Given entries:
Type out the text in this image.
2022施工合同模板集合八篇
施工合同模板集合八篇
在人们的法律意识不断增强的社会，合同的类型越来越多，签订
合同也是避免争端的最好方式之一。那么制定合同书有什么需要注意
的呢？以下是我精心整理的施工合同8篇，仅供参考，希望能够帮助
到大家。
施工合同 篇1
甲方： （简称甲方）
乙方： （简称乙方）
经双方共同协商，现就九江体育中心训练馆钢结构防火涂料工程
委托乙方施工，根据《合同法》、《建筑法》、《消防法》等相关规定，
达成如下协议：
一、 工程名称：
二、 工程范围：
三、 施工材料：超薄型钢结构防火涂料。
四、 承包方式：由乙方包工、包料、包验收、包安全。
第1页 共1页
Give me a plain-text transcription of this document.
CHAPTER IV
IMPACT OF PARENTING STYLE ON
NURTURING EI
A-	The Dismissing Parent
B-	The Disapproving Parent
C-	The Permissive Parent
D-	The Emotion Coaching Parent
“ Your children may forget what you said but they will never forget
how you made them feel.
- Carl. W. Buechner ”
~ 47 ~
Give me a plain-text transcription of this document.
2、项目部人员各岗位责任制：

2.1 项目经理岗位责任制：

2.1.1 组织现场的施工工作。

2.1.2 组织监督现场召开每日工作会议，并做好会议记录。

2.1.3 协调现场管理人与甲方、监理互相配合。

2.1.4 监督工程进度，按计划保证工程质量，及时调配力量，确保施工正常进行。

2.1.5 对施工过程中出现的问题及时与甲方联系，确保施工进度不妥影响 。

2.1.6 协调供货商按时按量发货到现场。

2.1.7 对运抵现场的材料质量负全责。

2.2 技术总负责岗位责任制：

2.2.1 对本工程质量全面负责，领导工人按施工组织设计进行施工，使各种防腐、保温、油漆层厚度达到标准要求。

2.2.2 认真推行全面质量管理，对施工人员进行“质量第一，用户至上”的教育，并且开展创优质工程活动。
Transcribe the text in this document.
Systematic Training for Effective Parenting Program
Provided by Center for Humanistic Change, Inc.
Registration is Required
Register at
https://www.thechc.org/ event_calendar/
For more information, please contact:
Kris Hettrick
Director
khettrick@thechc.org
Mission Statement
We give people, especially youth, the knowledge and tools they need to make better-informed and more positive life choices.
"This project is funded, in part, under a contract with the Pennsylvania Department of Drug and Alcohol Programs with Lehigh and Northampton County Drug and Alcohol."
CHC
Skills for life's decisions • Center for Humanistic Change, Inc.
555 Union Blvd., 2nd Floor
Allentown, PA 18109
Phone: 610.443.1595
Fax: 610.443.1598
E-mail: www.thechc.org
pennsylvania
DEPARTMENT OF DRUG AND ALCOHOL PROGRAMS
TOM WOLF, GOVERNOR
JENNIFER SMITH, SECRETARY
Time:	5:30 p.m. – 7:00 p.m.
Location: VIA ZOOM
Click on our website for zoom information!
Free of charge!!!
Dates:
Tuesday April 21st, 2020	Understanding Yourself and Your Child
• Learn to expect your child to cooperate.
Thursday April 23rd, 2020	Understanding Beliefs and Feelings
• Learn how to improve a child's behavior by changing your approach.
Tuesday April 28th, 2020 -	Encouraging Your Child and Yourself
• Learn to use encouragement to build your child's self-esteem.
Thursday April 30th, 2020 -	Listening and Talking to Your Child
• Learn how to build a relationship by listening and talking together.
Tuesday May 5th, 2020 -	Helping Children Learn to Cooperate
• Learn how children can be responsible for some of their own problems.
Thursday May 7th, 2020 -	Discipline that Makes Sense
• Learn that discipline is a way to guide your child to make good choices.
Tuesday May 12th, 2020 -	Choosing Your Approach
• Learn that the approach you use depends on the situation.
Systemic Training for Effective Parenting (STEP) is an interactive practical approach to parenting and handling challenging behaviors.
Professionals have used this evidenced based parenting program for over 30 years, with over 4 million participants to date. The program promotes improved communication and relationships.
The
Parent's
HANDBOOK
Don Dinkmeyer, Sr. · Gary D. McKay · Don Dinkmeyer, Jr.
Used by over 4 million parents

Given instruction: Each line that holds the word "Center" should be extracted from the records.

Result of this task:
Provided by Center for Humanistic Change, Inc.
Skills for life's decisions • Center for Humanistic Change, Inc.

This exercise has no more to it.